Rewrite the records below with every "balloon-icon" renamed to "balloon-graphic" and everything else left unchanged.

## Start Exercise data

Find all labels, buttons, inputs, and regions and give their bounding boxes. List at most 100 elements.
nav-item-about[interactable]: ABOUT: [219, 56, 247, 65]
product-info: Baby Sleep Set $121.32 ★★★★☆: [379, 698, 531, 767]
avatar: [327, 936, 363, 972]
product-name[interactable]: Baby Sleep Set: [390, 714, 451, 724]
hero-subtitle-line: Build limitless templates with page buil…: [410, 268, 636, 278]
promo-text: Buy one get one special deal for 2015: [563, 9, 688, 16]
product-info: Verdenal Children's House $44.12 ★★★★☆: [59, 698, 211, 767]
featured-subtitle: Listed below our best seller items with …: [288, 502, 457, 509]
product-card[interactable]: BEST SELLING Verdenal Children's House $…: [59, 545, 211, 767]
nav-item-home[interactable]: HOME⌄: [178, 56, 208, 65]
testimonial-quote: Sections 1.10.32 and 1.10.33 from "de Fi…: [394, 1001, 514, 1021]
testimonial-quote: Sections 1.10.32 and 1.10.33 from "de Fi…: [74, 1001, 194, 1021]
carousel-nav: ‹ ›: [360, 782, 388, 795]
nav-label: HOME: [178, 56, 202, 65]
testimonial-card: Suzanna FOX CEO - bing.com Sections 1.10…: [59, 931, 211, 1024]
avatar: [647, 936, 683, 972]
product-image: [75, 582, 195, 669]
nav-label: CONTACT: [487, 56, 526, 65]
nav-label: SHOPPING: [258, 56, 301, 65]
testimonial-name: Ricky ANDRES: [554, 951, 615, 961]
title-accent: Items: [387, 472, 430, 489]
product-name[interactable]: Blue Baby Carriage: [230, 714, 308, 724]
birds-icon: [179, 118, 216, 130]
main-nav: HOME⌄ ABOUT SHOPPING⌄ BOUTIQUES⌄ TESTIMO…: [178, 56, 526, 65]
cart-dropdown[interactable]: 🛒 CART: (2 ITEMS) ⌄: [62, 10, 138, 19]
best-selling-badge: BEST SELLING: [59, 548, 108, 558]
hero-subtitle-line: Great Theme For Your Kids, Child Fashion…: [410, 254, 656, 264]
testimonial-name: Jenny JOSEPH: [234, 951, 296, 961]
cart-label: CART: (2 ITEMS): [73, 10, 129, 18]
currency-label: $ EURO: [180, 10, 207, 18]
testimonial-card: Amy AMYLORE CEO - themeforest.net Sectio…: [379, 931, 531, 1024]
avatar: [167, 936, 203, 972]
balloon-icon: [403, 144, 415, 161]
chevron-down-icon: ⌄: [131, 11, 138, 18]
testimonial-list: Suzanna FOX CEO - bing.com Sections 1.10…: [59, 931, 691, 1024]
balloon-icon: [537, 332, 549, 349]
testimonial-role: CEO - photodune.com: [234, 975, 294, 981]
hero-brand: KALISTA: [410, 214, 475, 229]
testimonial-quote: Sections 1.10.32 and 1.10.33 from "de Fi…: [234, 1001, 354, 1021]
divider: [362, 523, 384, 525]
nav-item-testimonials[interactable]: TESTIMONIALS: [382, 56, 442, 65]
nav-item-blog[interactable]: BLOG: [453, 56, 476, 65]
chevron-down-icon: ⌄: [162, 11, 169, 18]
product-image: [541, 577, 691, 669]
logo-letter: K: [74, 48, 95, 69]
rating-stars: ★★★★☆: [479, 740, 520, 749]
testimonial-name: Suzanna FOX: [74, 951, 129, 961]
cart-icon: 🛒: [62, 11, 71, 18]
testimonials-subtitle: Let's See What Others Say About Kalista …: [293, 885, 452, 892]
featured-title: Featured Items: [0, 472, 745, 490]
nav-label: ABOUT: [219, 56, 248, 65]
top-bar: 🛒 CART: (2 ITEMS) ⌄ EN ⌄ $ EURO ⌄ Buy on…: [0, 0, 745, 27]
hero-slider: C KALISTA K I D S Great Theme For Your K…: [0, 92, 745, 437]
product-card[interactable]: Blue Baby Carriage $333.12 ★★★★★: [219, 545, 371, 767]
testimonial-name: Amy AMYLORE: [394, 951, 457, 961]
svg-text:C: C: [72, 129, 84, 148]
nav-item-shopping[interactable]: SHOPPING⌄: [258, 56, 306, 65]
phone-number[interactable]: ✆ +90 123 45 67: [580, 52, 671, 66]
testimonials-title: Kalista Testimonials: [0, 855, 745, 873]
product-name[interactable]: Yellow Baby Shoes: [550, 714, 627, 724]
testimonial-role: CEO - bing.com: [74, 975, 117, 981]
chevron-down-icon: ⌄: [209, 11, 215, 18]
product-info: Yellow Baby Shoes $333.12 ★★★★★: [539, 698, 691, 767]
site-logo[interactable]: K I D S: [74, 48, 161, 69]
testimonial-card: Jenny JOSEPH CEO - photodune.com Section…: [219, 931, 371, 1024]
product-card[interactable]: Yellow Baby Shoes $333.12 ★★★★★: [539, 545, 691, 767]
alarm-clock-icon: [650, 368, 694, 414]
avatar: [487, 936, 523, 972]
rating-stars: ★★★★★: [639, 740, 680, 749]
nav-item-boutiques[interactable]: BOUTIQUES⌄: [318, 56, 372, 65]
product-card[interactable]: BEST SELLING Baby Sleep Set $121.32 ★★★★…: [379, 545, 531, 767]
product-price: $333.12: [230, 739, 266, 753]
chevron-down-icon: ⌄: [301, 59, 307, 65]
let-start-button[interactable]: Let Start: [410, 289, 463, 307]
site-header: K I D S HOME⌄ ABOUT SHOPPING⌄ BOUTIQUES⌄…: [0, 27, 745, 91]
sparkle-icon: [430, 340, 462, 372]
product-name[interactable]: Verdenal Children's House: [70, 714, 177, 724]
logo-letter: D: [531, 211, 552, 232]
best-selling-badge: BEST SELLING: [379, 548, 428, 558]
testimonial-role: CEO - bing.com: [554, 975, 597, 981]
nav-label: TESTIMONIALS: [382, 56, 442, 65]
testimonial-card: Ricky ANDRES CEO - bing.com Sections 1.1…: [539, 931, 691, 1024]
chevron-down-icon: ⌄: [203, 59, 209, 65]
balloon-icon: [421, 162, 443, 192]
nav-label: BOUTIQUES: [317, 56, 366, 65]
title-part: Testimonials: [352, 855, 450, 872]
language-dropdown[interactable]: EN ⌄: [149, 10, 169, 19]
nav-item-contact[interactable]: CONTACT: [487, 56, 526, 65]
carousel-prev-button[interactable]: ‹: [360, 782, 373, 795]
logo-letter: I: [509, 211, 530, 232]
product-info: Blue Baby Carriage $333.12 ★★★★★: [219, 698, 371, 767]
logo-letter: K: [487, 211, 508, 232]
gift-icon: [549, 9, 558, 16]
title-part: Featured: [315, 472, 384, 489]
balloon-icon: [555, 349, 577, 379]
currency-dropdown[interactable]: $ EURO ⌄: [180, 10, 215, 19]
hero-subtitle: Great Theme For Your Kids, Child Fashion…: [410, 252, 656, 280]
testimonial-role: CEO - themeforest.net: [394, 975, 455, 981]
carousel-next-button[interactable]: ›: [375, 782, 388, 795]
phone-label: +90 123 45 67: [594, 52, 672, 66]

## End Exercise data

→ Task solution:
Find all labels, buttons, inputs, and regions and give their bounding boxes. List at most 100 elements.
nav-item-about[interactable]: ABOUT: [219, 56, 247, 65]
product-info: Baby Sleep Set $121.32 ★★★★☆: [379, 698, 531, 767]
avatar: [327, 936, 363, 972]
product-name[interactable]: Baby Sleep Set: [390, 714, 451, 724]
hero-subtitle-line: Build limitless templates with page buil…: [410, 268, 636, 278]
promo-text: Buy one get one special deal for 2015: [563, 9, 688, 16]
product-info: Verdenal Children's House $44.12 ★★★★☆: [59, 698, 211, 767]
featured-subtitle: Listed below our best seller items with …: [288, 502, 457, 509]
product-card[interactable]: BEST SELLING Verdenal Children's House $…: [59, 545, 211, 767]
nav-item-home[interactable]: HOME⌄: [178, 56, 208, 65]
testimonial-quote: Sections 1.10.32 and 1.10.33 from "de Fi…: [394, 1001, 514, 1021]
testimonial-quote: Sections 1.10.32 and 1.10.33 from "de Fi…: [74, 1001, 194, 1021]
carousel-nav: ‹ ›: [360, 782, 388, 795]
nav-label: HOME: [178, 56, 202, 65]
testimonial-card: Suzanna FOX CEO - bing.com Sections 1.10…: [59, 931, 211, 1024]
avatar: [647, 936, 683, 972]
product-image: [75, 582, 195, 669]
nav-label: CONTACT: [487, 56, 526, 65]
nav-label: SHOPPING: [258, 56, 301, 65]
testimonial-name: Ricky ANDRES: [554, 951, 615, 961]
title-accent: Items: [387, 472, 430, 489]
product-name[interactable]: Blue Baby Carriage: [230, 714, 308, 724]
birds-icon: [179, 118, 216, 130]
main-nav: HOME⌄ ABOUT SHOPPING⌄ BOUTIQUES⌄ TESTIMO…: [178, 56, 526, 65]
cart-dropdown[interactable]: 🛒 CART: (2 ITEMS) ⌄: [62, 10, 138, 19]
best-selling-badge: BEST SELLING: [59, 548, 108, 558]
hero-subtitle-line: Great Theme For Your Kids, Child Fashion…: [410, 254, 656, 264]
testimonial-name: Jenny JOSEPH: [234, 951, 296, 961]
cart-label: CART: (2 ITEMS): [73, 10, 129, 18]
currency-label: $ EURO: [180, 10, 207, 18]
testimonial-card: Amy AMYLORE CEO - themeforest.net Sectio…: [379, 931, 531, 1024]
avatar: [167, 936, 203, 972]
balloon-graphic: [403, 144, 415, 161]
chevron-down-icon: ⌄: [131, 11, 138, 18]
testimonial-list: Suzanna FOX CEO - bing.com Sections 1.10…: [59, 931, 691, 1024]
balloon-graphic: [537, 332, 549, 349]
testimonial-role: CEO - photodune.com: [234, 975, 294, 981]
hero-brand: KALISTA: [410, 214, 475, 229]
testimonial-quote: Sections 1.10.32 and 1.10.33 from "de Fi…: [234, 1001, 354, 1021]
divider: [362, 523, 384, 525]
nav-item-testimonials[interactable]: TESTIMONIALS: [382, 56, 442, 65]
nav-item-blog[interactable]: BLOG: [453, 56, 476, 65]
chevron-down-icon: ⌄: [162, 11, 169, 18]
product-image: [541, 577, 691, 669]
logo-letter: K: [74, 48, 95, 69]
rating-stars: ★★★★☆: [479, 740, 520, 749]
testimonial-name: Suzanna FOX: [74, 951, 129, 961]
cart-icon: 🛒: [62, 11, 71, 18]
testimonials-subtitle: Let's See What Others Say About Kalista …: [293, 885, 452, 892]
featured-title: Featured Items: [0, 472, 745, 490]
nav-label: ABOUT: [219, 56, 248, 65]
top-bar: 🛒 CART: (2 ITEMS) ⌄ EN ⌄ $ EURO ⌄ Buy on…: [0, 0, 745, 27]
hero-slider: C KALISTA K I D S Great Theme For Your K…: [0, 92, 745, 437]
product-card[interactable]: Blue Baby Carriage $333.12 ★★★★★: [219, 545, 371, 767]
testimonial-name: Amy AMYLORE: [394, 951, 457, 961]
svg-text:C: C: [72, 129, 84, 148]
nav-item-shopping[interactable]: SHOPPING⌄: [258, 56, 306, 65]
phone-number[interactable]: ✆ +90 123 45 67: [580, 52, 671, 66]
testimonials-title: Kalista Testimonials: [0, 855, 745, 873]
product-name[interactable]: Yellow Baby Shoes: [550, 714, 627, 724]
testimonial-role: CEO - bing.com: [74, 975, 117, 981]
chevron-down-icon: ⌄: [209, 11, 215, 18]
product-info: Yellow Baby Shoes $333.12 ★★★★★: [539, 698, 691, 767]
site-logo[interactable]: K I D S: [74, 48, 161, 69]
testimonial-card: Jenny JOSEPH CEO - photodune.com Section…: [219, 931, 371, 1024]
product-card[interactable]: Yellow Baby Shoes $333.12 ★★★★★: [539, 545, 691, 767]
alarm-clock-icon: [650, 368, 694, 414]
avatar: [487, 936, 523, 972]
rating-stars: ★★★★★: [639, 740, 680, 749]
nav-item-boutiques[interactable]: BOUTIQUES⌄: [318, 56, 372, 65]
product-card[interactable]: BEST SELLING Baby Sleep Set $121.32 ★★★★…: [379, 545, 531, 767]
product-price: $333.12: [230, 739, 266, 753]
chevron-down-icon: ⌄: [301, 59, 307, 65]
let-start-button[interactable]: Let Start: [410, 289, 463, 307]
site-header: K I D S HOME⌄ ABOUT SHOPPING⌄ BOUTIQUES⌄…: [0, 27, 745, 91]
sparkle-icon: [430, 340, 462, 372]
product-name[interactable]: Verdenal Children's House: [70, 714, 177, 724]
logo-letter: D: [531, 211, 552, 232]
best-selling-badge: BEST SELLING: [379, 548, 428, 558]
testimonial-role: CEO - bing.com: [554, 975, 597, 981]
nav-label: TESTIMONIALS: [382, 56, 442, 65]
testimonial-card: Ricky ANDRES CEO - bing.com Sections 1.1…: [539, 931, 691, 1024]
chevron-down-icon: ⌄: [203, 59, 209, 65]
balloon-graphic: [421, 162, 443, 192]
nav-label: BOUTIQUES: [317, 56, 366, 65]
title-part: Testimonials: [352, 855, 450, 872]
language-dropdown[interactable]: EN ⌄: [149, 10, 169, 19]
nav-item-contact[interactable]: CONTACT: [487, 56, 526, 65]
carousel-prev-button[interactable]: ‹: [360, 782, 373, 795]
logo-letter: I: [509, 211, 530, 232]
product-info: Blue Baby Carriage $333.12 ★★★★★: [219, 698, 371, 767]
logo-letter: K: [487, 211, 508, 232]
gift-icon: [549, 9, 558, 16]
title-part: Featured: [315, 472, 384, 489]
balloon-graphic: [555, 349, 577, 379]
currency-dropdown[interactable]: $ EURO ⌄: [180, 10, 215, 19]
hero-subtitle: Great Theme For Your Kids, Child Fashion…: [410, 252, 656, 280]
testimonial-role: CEO - themeforest.net: [394, 975, 455, 981]
carousel-next-button[interactable]: ›: [375, 782, 388, 795]
phone-label: +90 123 45 67: [594, 52, 672, 66]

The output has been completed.